■ Work to do: Collect every line of the records below that contains the word "khác".

Data records
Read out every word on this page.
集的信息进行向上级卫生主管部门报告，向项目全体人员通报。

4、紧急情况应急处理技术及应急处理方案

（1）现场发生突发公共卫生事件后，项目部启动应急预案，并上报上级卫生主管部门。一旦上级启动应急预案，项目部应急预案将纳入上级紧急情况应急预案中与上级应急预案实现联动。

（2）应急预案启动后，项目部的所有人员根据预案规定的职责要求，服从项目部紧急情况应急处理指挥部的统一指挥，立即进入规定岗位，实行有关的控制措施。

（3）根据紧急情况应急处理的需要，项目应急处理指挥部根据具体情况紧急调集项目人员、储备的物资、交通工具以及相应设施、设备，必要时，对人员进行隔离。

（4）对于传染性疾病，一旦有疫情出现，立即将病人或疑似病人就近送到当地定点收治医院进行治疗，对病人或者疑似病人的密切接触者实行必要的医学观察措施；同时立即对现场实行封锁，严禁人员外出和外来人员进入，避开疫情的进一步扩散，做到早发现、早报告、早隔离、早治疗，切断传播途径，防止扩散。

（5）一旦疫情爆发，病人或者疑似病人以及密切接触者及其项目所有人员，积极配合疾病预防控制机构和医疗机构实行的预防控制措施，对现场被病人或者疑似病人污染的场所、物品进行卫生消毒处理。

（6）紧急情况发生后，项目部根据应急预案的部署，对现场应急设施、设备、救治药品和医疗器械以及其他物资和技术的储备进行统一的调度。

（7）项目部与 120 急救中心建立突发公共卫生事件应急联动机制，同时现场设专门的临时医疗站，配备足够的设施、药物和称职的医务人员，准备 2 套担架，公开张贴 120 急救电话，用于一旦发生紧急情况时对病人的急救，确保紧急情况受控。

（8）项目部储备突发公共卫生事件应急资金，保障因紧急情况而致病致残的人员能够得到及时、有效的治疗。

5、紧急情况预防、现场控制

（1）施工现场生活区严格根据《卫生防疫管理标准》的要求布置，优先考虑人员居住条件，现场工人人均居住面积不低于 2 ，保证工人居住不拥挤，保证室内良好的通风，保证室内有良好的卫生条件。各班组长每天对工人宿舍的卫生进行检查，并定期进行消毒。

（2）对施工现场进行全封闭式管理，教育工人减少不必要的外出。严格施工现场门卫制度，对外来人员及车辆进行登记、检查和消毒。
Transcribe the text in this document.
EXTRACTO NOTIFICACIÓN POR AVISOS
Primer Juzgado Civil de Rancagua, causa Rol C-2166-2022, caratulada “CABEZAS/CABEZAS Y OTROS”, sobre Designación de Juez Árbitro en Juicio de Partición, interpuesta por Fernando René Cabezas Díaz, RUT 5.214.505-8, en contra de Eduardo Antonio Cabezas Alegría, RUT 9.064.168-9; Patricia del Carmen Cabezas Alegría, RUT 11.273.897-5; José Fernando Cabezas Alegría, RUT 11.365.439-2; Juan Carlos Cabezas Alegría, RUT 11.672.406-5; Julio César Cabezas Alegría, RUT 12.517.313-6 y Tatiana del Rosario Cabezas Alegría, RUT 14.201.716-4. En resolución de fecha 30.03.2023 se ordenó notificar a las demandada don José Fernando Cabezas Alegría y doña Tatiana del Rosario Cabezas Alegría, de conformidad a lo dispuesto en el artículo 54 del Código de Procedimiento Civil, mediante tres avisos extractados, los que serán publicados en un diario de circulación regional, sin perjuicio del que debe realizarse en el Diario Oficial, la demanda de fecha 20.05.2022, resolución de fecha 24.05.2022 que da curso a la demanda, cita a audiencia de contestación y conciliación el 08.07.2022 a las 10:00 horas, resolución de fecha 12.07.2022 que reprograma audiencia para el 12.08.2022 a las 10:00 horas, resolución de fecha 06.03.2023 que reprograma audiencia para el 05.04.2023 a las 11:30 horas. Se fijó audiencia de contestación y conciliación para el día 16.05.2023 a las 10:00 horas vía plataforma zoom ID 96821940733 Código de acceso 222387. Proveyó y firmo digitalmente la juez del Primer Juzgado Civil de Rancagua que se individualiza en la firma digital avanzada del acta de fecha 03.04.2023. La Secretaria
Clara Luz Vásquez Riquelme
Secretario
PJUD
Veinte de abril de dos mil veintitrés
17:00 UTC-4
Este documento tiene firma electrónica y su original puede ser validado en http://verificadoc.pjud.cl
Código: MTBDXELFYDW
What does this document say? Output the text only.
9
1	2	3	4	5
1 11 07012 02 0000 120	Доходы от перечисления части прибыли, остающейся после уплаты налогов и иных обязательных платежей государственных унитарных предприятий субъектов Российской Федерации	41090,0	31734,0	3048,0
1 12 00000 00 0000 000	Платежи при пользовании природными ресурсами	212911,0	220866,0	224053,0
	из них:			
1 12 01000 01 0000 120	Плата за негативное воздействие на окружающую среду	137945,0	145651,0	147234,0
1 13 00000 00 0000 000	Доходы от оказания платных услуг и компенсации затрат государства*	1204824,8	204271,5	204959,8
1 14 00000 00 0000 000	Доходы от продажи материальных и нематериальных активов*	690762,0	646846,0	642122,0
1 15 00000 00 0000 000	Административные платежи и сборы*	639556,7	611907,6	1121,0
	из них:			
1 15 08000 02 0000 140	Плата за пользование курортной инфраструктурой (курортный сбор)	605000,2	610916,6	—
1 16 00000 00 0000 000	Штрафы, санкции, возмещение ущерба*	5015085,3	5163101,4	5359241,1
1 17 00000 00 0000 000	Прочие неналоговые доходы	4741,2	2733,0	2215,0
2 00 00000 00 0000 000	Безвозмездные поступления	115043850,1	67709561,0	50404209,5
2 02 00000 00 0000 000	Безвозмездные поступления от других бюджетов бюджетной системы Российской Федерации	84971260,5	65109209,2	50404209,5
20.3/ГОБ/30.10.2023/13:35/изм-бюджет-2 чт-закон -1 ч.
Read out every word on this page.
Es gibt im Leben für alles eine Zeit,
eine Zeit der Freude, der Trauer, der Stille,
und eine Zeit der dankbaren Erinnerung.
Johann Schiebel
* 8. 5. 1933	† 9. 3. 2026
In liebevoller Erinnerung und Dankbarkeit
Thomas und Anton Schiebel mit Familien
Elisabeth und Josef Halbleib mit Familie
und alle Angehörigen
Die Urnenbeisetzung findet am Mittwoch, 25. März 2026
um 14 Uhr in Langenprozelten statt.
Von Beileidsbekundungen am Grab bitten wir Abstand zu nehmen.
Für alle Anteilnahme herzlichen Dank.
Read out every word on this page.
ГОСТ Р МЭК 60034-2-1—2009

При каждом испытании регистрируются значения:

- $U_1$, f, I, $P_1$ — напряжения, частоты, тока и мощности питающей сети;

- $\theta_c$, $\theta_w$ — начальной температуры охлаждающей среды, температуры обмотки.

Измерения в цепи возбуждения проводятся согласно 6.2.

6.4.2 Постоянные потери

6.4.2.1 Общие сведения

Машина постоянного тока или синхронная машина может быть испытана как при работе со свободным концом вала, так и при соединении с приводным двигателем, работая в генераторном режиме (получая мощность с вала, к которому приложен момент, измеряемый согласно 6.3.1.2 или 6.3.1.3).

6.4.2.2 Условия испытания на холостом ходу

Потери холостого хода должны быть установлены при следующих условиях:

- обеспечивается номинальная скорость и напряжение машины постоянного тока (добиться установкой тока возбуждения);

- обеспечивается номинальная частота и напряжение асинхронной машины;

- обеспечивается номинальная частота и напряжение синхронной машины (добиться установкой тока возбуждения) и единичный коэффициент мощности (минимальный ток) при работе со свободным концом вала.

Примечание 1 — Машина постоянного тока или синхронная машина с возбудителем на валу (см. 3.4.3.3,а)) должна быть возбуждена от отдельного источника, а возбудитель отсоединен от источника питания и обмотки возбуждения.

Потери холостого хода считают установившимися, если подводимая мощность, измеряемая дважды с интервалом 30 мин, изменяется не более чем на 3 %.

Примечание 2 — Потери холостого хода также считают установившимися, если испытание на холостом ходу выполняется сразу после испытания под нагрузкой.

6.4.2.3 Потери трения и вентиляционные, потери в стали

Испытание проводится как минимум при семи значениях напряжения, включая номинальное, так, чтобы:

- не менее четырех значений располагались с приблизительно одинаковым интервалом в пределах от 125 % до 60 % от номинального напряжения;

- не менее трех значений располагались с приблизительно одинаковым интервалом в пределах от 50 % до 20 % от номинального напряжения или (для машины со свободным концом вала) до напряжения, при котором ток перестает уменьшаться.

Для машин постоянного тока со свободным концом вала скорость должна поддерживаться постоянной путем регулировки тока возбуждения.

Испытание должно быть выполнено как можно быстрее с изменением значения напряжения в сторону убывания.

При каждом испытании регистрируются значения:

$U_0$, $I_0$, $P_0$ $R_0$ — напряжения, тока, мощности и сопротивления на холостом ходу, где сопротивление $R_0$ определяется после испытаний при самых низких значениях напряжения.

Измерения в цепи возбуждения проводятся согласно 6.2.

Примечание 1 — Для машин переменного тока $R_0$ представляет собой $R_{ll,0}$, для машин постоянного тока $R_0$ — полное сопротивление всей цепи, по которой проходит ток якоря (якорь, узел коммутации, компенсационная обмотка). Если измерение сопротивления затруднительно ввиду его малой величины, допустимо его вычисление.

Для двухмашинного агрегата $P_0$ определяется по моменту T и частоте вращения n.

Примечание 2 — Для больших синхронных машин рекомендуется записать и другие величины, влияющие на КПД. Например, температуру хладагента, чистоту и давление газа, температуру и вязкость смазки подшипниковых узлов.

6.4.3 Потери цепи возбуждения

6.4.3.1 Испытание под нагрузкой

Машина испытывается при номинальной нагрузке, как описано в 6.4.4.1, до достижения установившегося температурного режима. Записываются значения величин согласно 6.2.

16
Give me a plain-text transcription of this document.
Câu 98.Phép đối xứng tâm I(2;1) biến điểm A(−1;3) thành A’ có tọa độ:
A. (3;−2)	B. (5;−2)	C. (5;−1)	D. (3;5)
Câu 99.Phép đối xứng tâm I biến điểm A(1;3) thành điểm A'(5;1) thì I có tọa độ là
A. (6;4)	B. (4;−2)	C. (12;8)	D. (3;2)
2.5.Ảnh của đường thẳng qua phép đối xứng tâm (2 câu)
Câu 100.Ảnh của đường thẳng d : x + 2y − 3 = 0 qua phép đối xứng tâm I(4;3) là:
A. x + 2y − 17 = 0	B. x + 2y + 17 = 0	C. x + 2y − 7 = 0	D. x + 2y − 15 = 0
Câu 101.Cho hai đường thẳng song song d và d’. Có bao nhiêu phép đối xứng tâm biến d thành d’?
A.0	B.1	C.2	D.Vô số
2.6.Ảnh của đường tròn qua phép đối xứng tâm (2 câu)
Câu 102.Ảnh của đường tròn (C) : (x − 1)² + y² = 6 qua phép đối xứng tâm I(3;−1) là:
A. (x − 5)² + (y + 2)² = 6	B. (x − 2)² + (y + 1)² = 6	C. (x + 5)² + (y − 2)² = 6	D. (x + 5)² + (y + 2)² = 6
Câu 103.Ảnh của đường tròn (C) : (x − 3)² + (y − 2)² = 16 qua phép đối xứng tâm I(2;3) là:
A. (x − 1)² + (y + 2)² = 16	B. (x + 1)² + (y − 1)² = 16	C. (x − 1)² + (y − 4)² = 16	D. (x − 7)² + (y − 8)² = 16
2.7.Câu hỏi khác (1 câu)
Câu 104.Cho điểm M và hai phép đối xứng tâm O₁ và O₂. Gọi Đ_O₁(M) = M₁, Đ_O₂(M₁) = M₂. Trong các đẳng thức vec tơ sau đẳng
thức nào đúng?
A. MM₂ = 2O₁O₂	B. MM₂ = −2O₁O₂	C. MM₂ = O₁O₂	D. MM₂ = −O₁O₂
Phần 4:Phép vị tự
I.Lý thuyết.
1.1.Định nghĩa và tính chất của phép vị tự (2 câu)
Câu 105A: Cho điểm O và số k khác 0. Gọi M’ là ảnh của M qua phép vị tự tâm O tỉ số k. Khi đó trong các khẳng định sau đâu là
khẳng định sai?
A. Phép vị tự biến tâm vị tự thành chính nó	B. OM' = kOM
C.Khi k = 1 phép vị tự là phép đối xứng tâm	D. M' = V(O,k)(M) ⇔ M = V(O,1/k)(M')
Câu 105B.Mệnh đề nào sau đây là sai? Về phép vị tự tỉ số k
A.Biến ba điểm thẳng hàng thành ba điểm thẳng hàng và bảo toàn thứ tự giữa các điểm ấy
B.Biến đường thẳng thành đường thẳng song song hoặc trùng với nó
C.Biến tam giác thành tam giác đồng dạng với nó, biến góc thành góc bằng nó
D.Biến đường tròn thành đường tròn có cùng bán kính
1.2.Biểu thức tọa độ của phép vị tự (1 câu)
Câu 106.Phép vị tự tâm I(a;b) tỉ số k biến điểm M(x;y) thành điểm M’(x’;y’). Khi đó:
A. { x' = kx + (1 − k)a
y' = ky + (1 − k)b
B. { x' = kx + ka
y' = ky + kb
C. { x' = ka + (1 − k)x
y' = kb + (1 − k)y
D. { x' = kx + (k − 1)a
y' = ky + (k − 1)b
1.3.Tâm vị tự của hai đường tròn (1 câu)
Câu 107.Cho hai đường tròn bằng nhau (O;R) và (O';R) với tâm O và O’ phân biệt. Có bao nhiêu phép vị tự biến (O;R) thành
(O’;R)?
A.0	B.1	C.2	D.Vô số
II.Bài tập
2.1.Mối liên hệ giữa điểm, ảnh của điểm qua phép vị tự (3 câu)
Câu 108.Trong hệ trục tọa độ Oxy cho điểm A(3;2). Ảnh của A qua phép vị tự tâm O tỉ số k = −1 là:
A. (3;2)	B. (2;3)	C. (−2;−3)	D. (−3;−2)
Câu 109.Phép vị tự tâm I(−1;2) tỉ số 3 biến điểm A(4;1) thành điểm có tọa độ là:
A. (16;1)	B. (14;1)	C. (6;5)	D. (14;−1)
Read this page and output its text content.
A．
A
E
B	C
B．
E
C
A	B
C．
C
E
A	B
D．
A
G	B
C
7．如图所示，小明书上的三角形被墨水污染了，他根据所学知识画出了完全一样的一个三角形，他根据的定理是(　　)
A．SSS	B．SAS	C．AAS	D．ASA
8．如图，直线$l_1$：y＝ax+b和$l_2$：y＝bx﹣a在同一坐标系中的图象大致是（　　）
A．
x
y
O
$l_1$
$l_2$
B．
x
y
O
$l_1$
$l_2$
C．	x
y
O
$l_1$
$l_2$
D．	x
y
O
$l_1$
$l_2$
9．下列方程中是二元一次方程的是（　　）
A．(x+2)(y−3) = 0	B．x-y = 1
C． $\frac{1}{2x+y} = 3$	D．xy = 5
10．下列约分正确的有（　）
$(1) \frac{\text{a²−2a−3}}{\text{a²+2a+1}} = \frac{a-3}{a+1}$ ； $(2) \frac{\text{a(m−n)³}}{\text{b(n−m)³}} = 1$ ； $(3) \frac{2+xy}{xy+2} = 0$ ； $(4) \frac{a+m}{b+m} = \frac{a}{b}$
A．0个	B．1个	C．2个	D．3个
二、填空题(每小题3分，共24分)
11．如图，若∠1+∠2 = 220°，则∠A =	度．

■ Output of the exercise:
2.7.Câu hỏi khác (1 câu)
Câu 105A: Cho điểm O và số k khác 0. Gọi M’ là ảnh của M qua phép vị tự tâm O tỉ số k. Khi đó trong các khẳng định sau đâu là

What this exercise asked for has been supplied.